Requirements:
Repeat the listing in full, exactly as it stands.

Data provided:
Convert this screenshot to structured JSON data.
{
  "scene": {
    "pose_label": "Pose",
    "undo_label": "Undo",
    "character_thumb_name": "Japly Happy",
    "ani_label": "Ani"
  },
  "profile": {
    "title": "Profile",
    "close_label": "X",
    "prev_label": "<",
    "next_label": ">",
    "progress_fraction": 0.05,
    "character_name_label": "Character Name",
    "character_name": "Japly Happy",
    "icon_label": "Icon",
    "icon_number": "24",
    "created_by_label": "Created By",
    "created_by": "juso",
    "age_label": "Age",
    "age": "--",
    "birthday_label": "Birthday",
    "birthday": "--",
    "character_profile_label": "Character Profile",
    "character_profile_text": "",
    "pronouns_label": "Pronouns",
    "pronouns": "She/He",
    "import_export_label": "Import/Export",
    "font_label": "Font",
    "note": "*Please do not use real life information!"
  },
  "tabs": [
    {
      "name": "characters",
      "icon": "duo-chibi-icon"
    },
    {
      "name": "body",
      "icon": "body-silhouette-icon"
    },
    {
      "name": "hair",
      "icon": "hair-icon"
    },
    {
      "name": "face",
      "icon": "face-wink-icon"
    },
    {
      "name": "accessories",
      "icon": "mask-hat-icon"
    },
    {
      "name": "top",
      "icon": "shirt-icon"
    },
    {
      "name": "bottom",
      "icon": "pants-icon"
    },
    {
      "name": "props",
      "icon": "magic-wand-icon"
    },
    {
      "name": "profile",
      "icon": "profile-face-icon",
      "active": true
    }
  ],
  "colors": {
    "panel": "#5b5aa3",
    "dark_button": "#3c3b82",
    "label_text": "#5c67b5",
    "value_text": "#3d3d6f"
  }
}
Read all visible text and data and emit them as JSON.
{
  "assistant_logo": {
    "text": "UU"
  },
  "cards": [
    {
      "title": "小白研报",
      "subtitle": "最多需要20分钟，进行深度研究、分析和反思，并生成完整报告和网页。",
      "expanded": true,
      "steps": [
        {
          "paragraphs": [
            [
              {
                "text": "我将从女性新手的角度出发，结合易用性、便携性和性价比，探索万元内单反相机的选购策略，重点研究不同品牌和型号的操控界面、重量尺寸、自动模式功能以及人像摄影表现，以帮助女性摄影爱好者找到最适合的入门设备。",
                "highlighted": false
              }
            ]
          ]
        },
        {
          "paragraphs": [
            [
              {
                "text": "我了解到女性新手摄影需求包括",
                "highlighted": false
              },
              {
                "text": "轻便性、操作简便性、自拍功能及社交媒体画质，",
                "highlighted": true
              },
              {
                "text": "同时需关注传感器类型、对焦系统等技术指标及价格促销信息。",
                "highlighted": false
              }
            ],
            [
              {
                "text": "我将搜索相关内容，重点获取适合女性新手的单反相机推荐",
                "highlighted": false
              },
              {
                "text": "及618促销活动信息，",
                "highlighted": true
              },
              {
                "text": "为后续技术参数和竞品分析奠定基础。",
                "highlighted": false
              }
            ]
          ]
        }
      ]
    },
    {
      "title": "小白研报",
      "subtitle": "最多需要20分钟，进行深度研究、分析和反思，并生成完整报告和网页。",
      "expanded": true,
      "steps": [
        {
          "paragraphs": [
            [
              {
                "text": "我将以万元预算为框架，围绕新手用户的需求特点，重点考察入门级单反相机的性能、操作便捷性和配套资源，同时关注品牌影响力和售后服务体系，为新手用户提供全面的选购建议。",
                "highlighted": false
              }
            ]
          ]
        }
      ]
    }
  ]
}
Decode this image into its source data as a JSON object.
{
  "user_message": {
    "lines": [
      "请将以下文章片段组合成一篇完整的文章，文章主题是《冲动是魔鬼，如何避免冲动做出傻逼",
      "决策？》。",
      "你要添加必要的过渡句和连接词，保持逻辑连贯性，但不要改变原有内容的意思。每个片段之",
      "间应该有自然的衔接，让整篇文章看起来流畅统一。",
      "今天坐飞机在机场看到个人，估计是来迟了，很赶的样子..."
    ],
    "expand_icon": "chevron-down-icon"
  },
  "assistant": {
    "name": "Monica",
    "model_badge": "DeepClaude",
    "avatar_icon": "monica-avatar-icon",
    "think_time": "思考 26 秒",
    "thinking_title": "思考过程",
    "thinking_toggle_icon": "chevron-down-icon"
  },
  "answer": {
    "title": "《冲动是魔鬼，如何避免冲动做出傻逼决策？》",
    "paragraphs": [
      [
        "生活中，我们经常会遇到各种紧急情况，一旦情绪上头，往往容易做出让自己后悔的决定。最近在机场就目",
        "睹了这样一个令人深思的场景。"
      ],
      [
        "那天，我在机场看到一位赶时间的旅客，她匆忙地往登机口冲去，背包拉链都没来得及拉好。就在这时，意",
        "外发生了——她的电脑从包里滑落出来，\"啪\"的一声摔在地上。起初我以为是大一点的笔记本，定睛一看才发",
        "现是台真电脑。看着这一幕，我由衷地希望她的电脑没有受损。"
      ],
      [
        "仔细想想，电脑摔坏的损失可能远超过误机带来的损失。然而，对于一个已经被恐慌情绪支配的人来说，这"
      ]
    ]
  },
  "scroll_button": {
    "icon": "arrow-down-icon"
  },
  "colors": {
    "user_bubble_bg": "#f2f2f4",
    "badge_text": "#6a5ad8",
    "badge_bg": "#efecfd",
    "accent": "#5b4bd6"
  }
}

Response to this exercise:
Convert this screenshot to structured JSON data.
{
  "scene": {
    "pose_label": "Pose",
    "undo_label": "Undo",
    "character_thumb_name": "Japly Happy",
    "ani_label": "Ani"
  },
  "profile": {
    "title": "Profile",
    "close_label": "X",
    "prev_label": "<",
    "next_label": ">",
    "progress_fraction": 0.05,
    "character_name_label": "Character Name",
    "character_name": "Japly Happy",
    "icon_label": "Icon",
    "icon_number": "24",
    "created_by_label": "Created By",
    "created_by": "juso",
    "age_label": "Age",
    "age": "--",
    "birthday_label": "Birthday",
    "birthday": "--",
    "character_profile_label": "Character Profile",
    "character_profile_text": "",
    "pronouns_label": "Pronouns",
    "pronouns": "She/He",
    "import_export_label": "Import/Export",
    "font_label": "Font",
    "note": "*Please do not use real life information!"
  },
  "tabs": [
    {
      "name": "characters",
      "icon": "duo-chibi-icon"
    },
    {
      "name": "body",
      "icon": "body-silhouette-icon"
    },
    {
      "name": "hair",
      "icon": "hair-icon"
    },
    {
      "name": "face",
      "icon": "face-wink-icon"
    },
    {
      "name": "accessories",
      "icon": "mask-hat-icon"
    },
    {
      "name": "top",
      "icon": "shirt-icon"
    },
    {
      "name": "bottom",
      "icon": "pants-icon"
    },
    {
      "name": "props",
      "icon": "magic-wand-icon"
    },
    {
      "name": "profile",
      "icon": "profile-face-icon",
      "active": true
    }
  ],
  "colors": {
    "panel": "#5b5aa3",
    "dark_button": "#3c3b82",
    "label_text": "#5c67b5",
    "value_text": "#3d3d6f"
  }
}
Read all visible text and data and emit them as JSON.
{
  "assistant_logo": {
    "text": "UU"
  },
  "cards": [
    {
      "title": "小白研报",
      "subtitle": "最多需要20分钟，进行深度研究、分析和反思，并生成完整报告和网页。",
      "expanded": true,
      "steps": [
        {
          "paragraphs": [
            [
              {
                "text": "我将从女性新手的角度出发，结合易用性、便携性和性价比，探索万元内单反相机的选购策略，重点研究不同品牌和型号的操控界面、重量尺寸、自动模式功能以及人像摄影表现，以帮助女性摄影爱好者找到最适合的入门设备。",
                "highlighted": false
              }
            ]
          ]
        },
        {
          "paragraphs": [
            [
              {
                "text": "我了解到女性新手摄影需求包括",
                "highlighted": false
              },
              {
                "text": "轻便性、操作简便性、自拍功能及社交媒体画质，",
                "highlighted": true
              },
              {
                "text": "同时需关注传感器类型、对焦系统等技术指标及价格促销信息。",
                "highlighted": false
              }
            ],
            [
              {
                "text": "我将搜索相关内容，重点获取适合女性新手的单反相机推荐",
                "highlighted": false
              },
              {
                "text": "及618促销活动信息，",
                "highlighted": true
              },
              {
                "text": "为后续技术参数和竞品分析奠定基础。",
                "highlighted": false
              }
            ]
          ]
        }
      ]
    },
    {
      "title": "小白研报",
      "subtitle": "最多需要20分钟，进行深度研究、分析和反思，并生成完整报告和网页。",
      "expanded": true,
      "steps": [
        {
          "paragraphs": [
            [
              {
                "text": "我将以万元预算为框架，围绕新手用户的需求特点，重点考察入门级单反相机的性能、操作便捷性和配套资源，同时关注品牌影响力和售后服务体系，为新手用户提供全面的选购建议。",
                "highlighted": false
              }
            ]
          ]
        }
      ]
    }
  ]
}
Decode this image into its source data as a JSON object.
{
  "user_message": {
    "lines": [
      "请将以下文章片段组合成一篇完整的文章，文章主题是《冲动是魔鬼，如何避免冲动做出傻逼",
      "决策？》。",
      "你要添加必要的过渡句和连接词，保持逻辑连贯性，但不要改变原有内容的意思。每个片段之",
      "间应该有自然的衔接，让整篇文章看起来流畅统一。",
      "今天坐飞机在机场看到个人，估计是来迟了，很赶的样子..."
    ],
    "expand_icon": "chevron-down-icon"
  },
  "assistant": {
    "name": "Monica",
    "model_badge": "DeepClaude",
    "avatar_icon": "monica-avatar-icon",
    "think_time": "思考 26 秒",
    "thinking_title": "思考过程",
    "thinking_toggle_icon": "chevron-down-icon"
  },
  "answer": {
    "title": "《冲动是魔鬼，如何避免冲动做出傻逼决策？》",
    "paragraphs": [
      [
        "生活中，我们经常会遇到各种紧急情况，一旦情绪上头，往往容易做出让自己后悔的决定。最近在机场就目",
        "睹了这样一个令人深思的场景。"
      ],
      [
        "那天，我在机场看到一位赶时间的旅客，她匆忙地往登机口冲去，背包拉链都没来得及拉好。就在这时，意",
        "外发生了——她的电脑从包里滑落出来，\"啪\"的一声摔在地上。起初我以为是大一点的笔记本，定睛一看才发",
        "现是台真电脑。看着这一幕，我由衷地希望她的电脑没有受损。"
      ],
      [
        "仔细想想，电脑摔坏的损失可能远超过误机带来的损失。然而，对于一个已经被恐慌情绪支配的人来说，这"
      ]
    ]
  },
  "scroll_button": {
    "icon": "arrow-down-icon"
  },
  "colors": {
    "user_bubble_bg": "#f2f2f4",
    "badge_text": "#6a5ad8",
    "badge_bg": "#efecfd",
    "accent": "#5b4bd6"
  }
}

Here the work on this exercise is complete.